§ Records for this exercise:
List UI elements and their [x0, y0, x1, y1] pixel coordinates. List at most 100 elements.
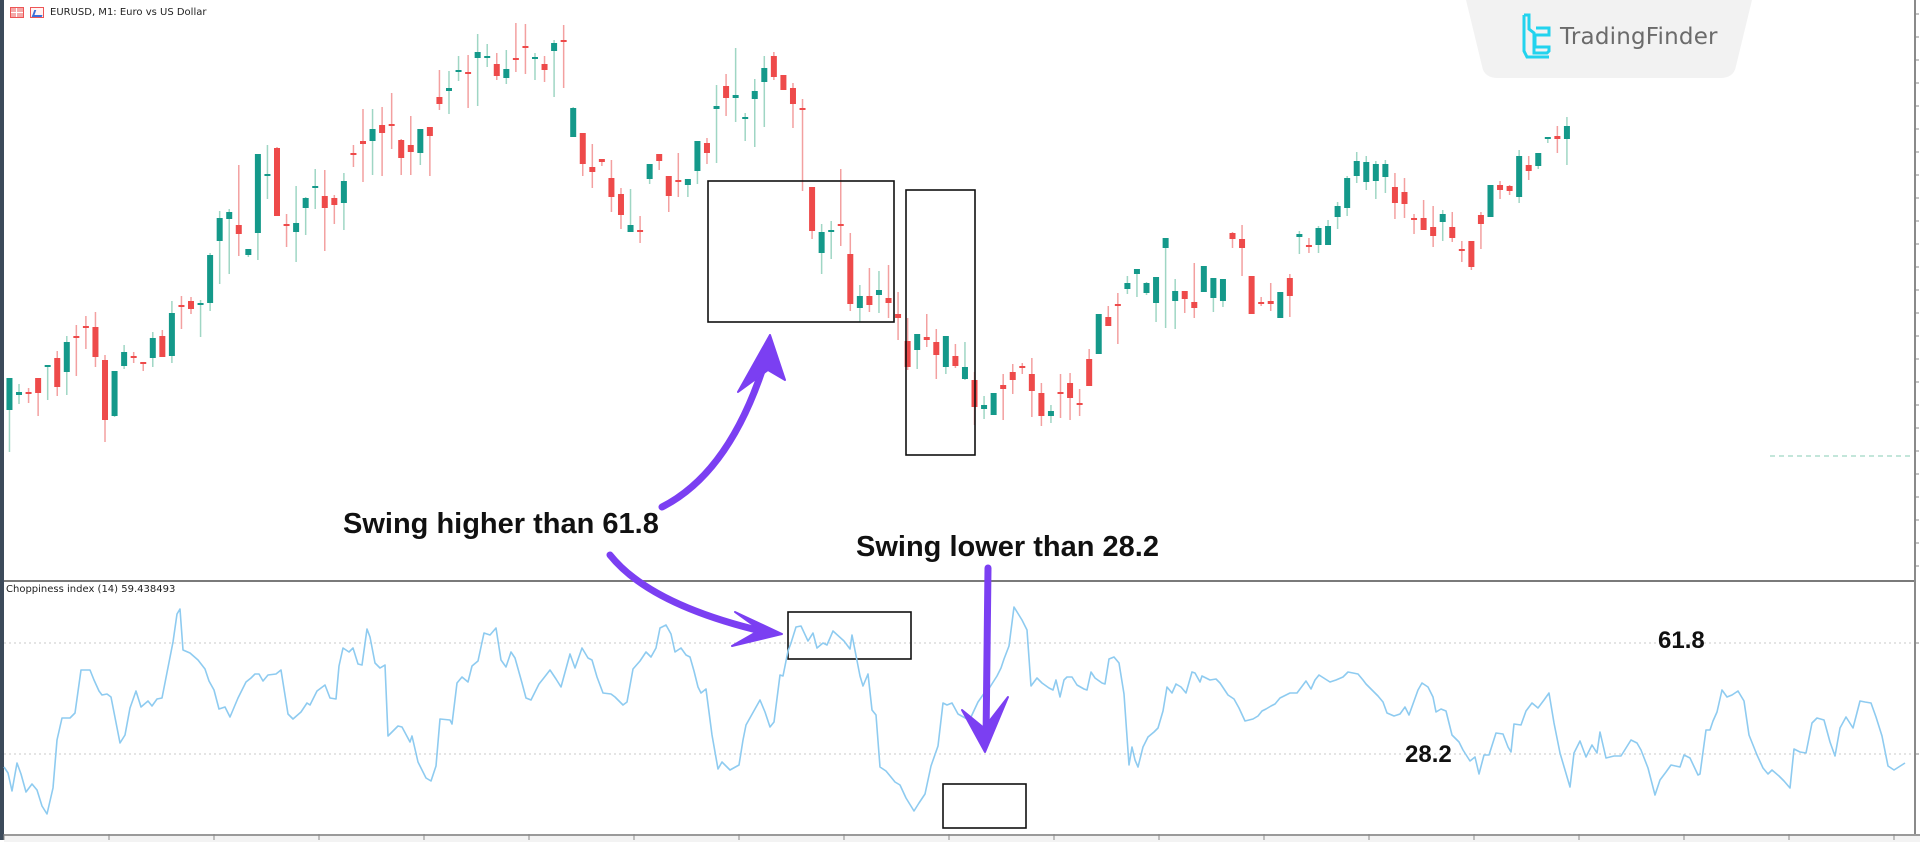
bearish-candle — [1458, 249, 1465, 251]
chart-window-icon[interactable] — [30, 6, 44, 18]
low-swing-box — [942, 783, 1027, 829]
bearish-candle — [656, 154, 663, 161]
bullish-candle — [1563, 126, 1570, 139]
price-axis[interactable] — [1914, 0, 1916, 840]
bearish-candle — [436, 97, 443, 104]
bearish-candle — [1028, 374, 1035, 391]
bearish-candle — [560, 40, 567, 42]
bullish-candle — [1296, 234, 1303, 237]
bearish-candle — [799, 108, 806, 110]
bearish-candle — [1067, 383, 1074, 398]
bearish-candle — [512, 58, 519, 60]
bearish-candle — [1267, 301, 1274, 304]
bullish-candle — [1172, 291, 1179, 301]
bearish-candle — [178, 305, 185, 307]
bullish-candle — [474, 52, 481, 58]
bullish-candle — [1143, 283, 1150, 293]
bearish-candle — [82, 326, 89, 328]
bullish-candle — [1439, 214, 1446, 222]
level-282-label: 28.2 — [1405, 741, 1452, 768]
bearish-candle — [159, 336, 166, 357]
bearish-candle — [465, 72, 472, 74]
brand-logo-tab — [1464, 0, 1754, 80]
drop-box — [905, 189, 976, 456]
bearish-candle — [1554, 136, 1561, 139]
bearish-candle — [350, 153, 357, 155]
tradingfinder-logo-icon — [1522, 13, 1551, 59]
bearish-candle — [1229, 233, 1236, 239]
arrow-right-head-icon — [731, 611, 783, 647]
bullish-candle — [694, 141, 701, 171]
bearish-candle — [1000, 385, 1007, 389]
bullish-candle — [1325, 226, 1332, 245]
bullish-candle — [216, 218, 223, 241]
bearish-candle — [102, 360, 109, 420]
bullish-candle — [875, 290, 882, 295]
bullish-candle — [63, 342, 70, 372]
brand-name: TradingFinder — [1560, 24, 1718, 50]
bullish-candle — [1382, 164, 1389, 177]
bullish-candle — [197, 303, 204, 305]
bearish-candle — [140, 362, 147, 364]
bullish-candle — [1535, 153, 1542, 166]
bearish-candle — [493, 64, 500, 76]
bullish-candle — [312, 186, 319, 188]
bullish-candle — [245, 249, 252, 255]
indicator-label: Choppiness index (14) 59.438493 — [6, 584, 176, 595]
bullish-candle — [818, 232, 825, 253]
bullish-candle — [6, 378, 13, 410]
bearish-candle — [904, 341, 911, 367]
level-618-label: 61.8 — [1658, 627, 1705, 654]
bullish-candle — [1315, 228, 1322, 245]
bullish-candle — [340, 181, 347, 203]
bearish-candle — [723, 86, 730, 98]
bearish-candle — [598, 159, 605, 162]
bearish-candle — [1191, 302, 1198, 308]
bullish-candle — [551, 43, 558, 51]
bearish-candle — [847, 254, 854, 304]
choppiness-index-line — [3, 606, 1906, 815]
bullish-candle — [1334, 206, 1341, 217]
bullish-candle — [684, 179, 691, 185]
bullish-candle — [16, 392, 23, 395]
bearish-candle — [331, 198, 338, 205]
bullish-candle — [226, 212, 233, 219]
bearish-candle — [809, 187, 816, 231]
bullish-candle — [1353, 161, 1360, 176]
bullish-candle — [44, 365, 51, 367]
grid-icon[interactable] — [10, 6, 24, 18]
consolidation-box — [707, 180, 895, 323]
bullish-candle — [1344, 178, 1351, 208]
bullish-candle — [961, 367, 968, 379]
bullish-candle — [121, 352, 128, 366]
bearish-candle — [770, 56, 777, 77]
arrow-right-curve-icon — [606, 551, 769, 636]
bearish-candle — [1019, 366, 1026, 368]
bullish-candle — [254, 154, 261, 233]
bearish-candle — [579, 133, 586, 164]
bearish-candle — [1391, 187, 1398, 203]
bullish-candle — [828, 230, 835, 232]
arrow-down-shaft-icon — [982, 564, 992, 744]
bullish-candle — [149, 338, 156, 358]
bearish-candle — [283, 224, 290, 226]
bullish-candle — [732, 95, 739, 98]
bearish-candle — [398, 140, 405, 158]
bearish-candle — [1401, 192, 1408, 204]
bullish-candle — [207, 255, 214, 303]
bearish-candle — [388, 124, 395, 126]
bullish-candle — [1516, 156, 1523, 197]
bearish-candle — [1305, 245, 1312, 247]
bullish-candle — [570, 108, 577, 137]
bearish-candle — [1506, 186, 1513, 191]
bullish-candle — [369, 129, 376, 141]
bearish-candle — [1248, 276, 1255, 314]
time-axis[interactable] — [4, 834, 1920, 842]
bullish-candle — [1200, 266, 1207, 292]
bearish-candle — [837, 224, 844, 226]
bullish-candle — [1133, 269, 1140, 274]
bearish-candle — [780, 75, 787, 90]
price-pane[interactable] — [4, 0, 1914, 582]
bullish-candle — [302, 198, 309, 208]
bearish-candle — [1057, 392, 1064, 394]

§ Short task: Copy out every line of the listing above word for word, leaving out the picture.

§ Exercise solution:
List UI elements and their [x0, y0, x1, y1] pixel coordinates. List at most 100 elements.
bearish-candle — [1458, 249, 1465, 251]
chart-window-icon[interactable] — [30, 6, 44, 18]
low-swing-box — [942, 783, 1027, 829]
bearish-candle — [656, 154, 663, 161]
bullish-candle — [1563, 126, 1570, 139]
price-axis[interactable] — [1914, 0, 1916, 840]
bearish-candle — [436, 97, 443, 104]
bearish-candle — [1028, 374, 1035, 391]
bearish-candle — [560, 40, 567, 42]
bullish-candle — [1296, 234, 1303, 237]
bearish-candle — [799, 108, 806, 110]
bearish-candle — [1067, 383, 1074, 398]
bearish-candle — [512, 58, 519, 60]
bearish-candle — [1267, 301, 1274, 304]
bullish-candle — [1172, 291, 1179, 301]
bearish-candle — [178, 305, 185, 307]
bullish-candle — [474, 52, 481, 58]
bullish-candle — [1143, 283, 1150, 293]
bearish-candle — [82, 326, 89, 328]
bullish-candle — [1439, 214, 1446, 222]
level-282-label: 28.2 — [1405, 741, 1452, 768]
bearish-candle — [159, 336, 166, 357]
bearish-candle — [465, 72, 472, 74]
brand-logo-tab — [1464, 0, 1754, 80]
drop-box — [905, 189, 976, 456]
bearish-candle — [1554, 136, 1561, 139]
bearish-candle — [350, 153, 357, 155]
tradingfinder-logo-icon — [1522, 13, 1551, 59]
bearish-candle — [1229, 233, 1236, 239]
arrow-right-head-icon — [731, 611, 783, 647]
bullish-candle — [694, 141, 701, 171]
bearish-candle — [1000, 385, 1007, 389]
bullish-candle — [1325, 226, 1332, 245]
bullish-candle — [216, 218, 223, 241]
bearish-candle — [102, 360, 109, 420]
bullish-candle — [875, 290, 882, 295]
bullish-candle — [63, 342, 70, 372]
brand-name: TradingFinder — [1560, 24, 1718, 50]
bullish-candle — [1382, 164, 1389, 177]
bullish-candle — [197, 303, 204, 305]
bearish-candle — [140, 362, 147, 364]
bullish-candle — [1535, 153, 1542, 166]
bearish-candle — [493, 64, 500, 76]
bullish-candle — [312, 186, 319, 188]
bullish-candle — [245, 249, 252, 255]
indicator-label: Choppiness index (14) 59.438493 — [6, 584, 176, 595]
bullish-candle — [818, 232, 825, 253]
bullish-candle — [6, 378, 13, 410]
bearish-candle — [904, 341, 911, 367]
level-618-label: 61.8 — [1658, 627, 1705, 654]
bullish-candle — [1315, 228, 1322, 245]
bullish-candle — [340, 181, 347, 203]
bearish-candle — [723, 86, 730, 98]
bearish-candle — [598, 159, 605, 162]
bearish-candle — [1191, 302, 1198, 308]
bullish-candle — [551, 43, 558, 51]
bearish-candle — [847, 254, 854, 304]
choppiness-index-line — [3, 606, 1906, 815]
bullish-candle — [1334, 206, 1341, 217]
bullish-candle — [684, 179, 691, 185]
bullish-candle — [16, 392, 23, 395]
bearish-candle — [331, 198, 338, 205]
bullish-candle — [226, 212, 233, 219]
bearish-candle — [809, 187, 816, 231]
bullish-candle — [1353, 161, 1360, 176]
bullish-candle — [44, 365, 51, 367]
grid-icon[interactable] — [10, 6, 24, 18]
consolidation-box — [707, 180, 895, 323]
bullish-candle — [1344, 178, 1351, 208]
bullish-candle — [961, 367, 968, 379]
bullish-candle — [121, 352, 128, 366]
bearish-candle — [770, 56, 777, 77]
arrow-right-curve-icon — [606, 551, 769, 636]
bearish-candle — [1019, 366, 1026, 368]
bullish-candle — [254, 154, 261, 233]
bearish-candle — [579, 133, 586, 164]
bearish-candle — [1391, 187, 1398, 203]
bullish-candle — [828, 230, 835, 232]
arrow-down-shaft-icon — [982, 564, 992, 744]
bullish-candle — [149, 338, 156, 358]
bearish-candle — [283, 224, 290, 226]
bullish-candle — [732, 95, 739, 98]
bearish-candle — [398, 140, 405, 158]
bearish-candle — [1401, 192, 1408, 204]
bullish-candle — [207, 255, 214, 303]
bearish-candle — [388, 124, 395, 126]
bullish-candle — [1516, 156, 1523, 197]
bearish-candle — [1305, 245, 1312, 247]
bullish-candle — [570, 108, 577, 137]
bearish-candle — [1506, 186, 1513, 191]
bullish-candle — [369, 129, 376, 141]
bearish-candle — [1248, 276, 1255, 314]
time-axis[interactable] — [4, 834, 1920, 842]
bullish-candle — [1200, 266, 1207, 292]
bearish-candle — [837, 224, 844, 226]
bullish-candle — [1133, 269, 1140, 274]
bearish-candle — [780, 75, 787, 90]
price-pane[interactable] — [4, 0, 1914, 582]
bullish-candle — [302, 198, 309, 208]
bearish-candle — [1057, 392, 1064, 394]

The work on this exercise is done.